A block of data
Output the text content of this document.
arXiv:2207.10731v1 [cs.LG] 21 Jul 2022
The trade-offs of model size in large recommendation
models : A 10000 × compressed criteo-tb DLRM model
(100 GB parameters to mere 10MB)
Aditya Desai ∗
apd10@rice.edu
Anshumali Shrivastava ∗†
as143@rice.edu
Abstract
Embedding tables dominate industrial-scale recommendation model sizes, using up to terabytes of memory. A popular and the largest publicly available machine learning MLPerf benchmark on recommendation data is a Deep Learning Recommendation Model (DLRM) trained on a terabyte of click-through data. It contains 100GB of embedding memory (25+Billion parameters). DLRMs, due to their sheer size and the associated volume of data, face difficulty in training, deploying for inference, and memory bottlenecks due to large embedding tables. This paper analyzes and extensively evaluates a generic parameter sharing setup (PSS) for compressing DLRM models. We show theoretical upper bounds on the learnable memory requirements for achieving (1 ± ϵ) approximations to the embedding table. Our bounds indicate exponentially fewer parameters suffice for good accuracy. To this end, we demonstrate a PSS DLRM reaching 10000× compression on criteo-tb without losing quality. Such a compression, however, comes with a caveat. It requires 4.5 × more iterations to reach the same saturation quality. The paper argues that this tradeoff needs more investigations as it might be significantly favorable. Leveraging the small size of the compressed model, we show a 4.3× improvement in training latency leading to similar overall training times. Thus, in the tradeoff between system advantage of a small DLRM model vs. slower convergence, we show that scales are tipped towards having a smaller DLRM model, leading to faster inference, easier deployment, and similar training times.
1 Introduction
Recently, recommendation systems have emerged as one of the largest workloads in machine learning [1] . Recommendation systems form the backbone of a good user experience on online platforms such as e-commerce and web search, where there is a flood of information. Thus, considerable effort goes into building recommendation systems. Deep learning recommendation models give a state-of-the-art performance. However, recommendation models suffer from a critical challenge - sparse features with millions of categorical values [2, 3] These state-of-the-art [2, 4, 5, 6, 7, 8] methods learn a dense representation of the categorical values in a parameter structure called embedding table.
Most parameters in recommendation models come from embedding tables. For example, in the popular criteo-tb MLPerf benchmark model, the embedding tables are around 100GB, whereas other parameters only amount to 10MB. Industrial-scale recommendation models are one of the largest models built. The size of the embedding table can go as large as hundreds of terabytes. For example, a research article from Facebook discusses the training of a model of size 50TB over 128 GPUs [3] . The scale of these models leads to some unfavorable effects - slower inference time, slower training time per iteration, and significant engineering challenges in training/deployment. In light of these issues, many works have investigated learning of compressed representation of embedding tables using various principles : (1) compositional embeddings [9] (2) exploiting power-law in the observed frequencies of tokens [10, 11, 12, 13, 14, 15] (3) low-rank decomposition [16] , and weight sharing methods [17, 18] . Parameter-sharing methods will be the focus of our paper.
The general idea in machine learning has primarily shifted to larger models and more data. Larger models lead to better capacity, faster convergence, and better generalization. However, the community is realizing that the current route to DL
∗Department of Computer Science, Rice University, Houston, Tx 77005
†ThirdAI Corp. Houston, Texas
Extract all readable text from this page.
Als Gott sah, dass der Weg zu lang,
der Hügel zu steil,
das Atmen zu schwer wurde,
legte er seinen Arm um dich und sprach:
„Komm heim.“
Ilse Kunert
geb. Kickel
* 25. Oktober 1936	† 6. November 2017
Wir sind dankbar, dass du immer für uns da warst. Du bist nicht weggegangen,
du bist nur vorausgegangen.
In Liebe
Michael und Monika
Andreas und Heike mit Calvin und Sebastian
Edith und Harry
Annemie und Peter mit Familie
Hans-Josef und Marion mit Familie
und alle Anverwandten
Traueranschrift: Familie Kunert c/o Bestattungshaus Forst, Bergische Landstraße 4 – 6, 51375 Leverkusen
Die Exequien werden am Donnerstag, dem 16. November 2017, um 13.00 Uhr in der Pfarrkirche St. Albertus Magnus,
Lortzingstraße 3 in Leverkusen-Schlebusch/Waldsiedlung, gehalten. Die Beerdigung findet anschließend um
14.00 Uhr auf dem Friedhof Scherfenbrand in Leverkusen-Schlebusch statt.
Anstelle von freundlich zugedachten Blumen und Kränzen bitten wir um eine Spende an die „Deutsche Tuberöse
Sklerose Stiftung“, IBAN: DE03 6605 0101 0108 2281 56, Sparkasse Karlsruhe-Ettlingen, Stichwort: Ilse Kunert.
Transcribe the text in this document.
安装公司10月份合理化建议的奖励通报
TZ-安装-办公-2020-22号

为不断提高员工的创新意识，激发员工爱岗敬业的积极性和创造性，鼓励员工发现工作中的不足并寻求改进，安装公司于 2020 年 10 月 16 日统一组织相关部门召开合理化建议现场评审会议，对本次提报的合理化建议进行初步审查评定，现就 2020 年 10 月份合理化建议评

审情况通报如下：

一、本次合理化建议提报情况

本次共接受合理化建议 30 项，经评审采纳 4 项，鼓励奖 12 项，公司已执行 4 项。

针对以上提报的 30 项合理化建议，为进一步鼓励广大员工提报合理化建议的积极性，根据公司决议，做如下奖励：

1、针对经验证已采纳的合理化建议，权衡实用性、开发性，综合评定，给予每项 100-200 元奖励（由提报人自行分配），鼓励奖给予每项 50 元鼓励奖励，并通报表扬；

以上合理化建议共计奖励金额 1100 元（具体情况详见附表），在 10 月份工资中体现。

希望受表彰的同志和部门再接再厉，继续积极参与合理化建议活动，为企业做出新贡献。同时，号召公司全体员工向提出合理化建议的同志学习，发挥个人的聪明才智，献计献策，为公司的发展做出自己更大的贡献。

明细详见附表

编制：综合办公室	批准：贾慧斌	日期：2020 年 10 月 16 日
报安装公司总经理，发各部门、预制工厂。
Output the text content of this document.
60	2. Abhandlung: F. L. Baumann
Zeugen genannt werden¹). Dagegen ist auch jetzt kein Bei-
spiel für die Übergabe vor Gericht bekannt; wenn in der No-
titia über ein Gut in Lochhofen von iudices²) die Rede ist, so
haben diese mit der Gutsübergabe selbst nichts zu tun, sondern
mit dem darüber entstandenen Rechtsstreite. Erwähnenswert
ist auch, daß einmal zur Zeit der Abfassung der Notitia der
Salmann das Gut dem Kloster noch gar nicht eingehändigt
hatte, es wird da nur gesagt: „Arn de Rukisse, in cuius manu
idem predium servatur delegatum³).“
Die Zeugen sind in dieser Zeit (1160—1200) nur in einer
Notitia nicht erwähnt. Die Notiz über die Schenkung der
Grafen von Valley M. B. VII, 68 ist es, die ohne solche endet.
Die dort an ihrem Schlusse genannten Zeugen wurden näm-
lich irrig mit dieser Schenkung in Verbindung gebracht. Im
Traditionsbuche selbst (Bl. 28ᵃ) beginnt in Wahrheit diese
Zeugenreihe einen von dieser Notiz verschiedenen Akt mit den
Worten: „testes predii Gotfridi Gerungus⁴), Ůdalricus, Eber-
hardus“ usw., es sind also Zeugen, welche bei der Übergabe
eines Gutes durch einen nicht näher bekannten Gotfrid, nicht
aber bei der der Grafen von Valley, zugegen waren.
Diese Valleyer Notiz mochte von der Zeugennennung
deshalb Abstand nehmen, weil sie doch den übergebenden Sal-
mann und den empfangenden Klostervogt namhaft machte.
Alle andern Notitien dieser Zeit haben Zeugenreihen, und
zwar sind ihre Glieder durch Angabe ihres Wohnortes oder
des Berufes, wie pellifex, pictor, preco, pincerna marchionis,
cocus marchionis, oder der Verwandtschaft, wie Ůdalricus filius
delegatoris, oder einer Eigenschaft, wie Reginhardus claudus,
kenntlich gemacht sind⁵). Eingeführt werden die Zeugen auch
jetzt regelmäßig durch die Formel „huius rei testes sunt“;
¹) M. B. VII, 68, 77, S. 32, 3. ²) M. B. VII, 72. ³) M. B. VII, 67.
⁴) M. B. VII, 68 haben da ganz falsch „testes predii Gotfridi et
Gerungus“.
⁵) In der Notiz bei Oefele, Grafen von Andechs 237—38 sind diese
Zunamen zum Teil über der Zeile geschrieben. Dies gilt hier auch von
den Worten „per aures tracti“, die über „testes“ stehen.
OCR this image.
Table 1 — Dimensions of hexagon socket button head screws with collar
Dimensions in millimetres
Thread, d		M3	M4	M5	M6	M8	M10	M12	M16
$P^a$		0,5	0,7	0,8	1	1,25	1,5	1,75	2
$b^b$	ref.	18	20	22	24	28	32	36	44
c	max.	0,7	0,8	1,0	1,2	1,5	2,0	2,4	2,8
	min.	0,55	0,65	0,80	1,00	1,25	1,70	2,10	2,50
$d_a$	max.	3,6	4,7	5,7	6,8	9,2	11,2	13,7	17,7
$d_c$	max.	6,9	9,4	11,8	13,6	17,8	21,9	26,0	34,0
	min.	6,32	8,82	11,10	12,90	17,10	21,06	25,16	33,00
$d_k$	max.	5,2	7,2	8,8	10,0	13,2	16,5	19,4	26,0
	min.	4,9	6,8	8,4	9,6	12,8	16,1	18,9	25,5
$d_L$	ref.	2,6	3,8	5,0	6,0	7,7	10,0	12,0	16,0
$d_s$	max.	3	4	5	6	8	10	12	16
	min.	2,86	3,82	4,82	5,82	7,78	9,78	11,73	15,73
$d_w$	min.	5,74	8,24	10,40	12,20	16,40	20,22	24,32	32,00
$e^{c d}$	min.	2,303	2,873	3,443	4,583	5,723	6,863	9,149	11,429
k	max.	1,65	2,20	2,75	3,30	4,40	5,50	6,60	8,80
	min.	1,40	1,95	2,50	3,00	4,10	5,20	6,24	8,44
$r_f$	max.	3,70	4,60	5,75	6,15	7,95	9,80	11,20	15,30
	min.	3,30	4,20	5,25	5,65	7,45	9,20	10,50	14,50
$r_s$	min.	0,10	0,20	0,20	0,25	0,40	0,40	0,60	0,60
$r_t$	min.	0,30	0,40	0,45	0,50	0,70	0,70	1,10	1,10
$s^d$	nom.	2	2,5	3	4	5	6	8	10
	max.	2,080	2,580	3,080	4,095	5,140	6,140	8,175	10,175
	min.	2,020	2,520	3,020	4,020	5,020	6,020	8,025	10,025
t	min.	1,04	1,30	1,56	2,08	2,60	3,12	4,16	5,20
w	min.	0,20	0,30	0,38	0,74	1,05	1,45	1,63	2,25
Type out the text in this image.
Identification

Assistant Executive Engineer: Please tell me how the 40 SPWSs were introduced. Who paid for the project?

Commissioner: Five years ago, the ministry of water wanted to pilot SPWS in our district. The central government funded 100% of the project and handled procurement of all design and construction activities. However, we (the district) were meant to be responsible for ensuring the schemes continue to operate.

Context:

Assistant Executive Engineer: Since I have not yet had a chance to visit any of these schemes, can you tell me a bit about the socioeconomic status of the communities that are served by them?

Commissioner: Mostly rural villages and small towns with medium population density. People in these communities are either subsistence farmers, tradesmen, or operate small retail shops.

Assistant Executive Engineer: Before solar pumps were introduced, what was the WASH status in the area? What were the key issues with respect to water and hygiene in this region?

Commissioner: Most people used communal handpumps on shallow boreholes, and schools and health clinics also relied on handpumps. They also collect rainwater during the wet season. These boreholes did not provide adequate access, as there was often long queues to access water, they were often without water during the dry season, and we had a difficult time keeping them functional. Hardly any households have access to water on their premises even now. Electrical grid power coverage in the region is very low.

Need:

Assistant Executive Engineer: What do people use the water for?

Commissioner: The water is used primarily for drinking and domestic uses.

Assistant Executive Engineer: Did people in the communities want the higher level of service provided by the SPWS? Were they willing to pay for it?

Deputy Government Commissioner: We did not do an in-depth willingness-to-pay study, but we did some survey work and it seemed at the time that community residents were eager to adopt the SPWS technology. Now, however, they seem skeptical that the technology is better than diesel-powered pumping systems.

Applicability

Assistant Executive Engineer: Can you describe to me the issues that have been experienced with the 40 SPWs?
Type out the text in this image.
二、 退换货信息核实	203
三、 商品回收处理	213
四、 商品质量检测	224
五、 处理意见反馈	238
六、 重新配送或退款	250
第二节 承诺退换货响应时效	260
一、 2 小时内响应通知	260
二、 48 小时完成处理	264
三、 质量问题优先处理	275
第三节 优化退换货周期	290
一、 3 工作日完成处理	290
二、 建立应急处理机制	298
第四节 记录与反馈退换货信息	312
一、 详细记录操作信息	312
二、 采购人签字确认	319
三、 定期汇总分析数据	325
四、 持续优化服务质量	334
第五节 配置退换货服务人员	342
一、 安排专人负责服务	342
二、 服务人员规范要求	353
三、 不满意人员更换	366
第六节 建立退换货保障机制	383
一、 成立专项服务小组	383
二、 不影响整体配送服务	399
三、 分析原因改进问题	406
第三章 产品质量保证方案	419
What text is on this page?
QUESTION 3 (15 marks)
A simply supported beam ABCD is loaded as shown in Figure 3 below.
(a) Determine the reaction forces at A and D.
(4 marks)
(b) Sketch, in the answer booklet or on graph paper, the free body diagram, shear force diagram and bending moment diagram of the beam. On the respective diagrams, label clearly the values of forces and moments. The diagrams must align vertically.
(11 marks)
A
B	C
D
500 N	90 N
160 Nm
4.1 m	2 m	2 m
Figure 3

> [WHAT THE TASK REQUIRES]: Quote the lines of the listing above that run from the line with "What text is on this page?" through its last line, both included, and nothing else.

> [RESPONSE TO THE EXERCISE]:
What text is on this page?
QUESTION 3 (15 marks)
A simply supported beam ABCD is loaded as shown in Figure 3 below.
(a) Determine the reaction forces at A and D.
(4 marks)
(b) Sketch, in the answer booklet or on graph paper, the free body diagram, shear force diagram and bending moment diagram of the beam. On the respective diagrams, label clearly the values of forces and moments. The diagrams must align vertically.
(11 marks)
A
B	C
D
500 N	90 N
160 Nm
4.1 m	2 m	2 m
Figure 3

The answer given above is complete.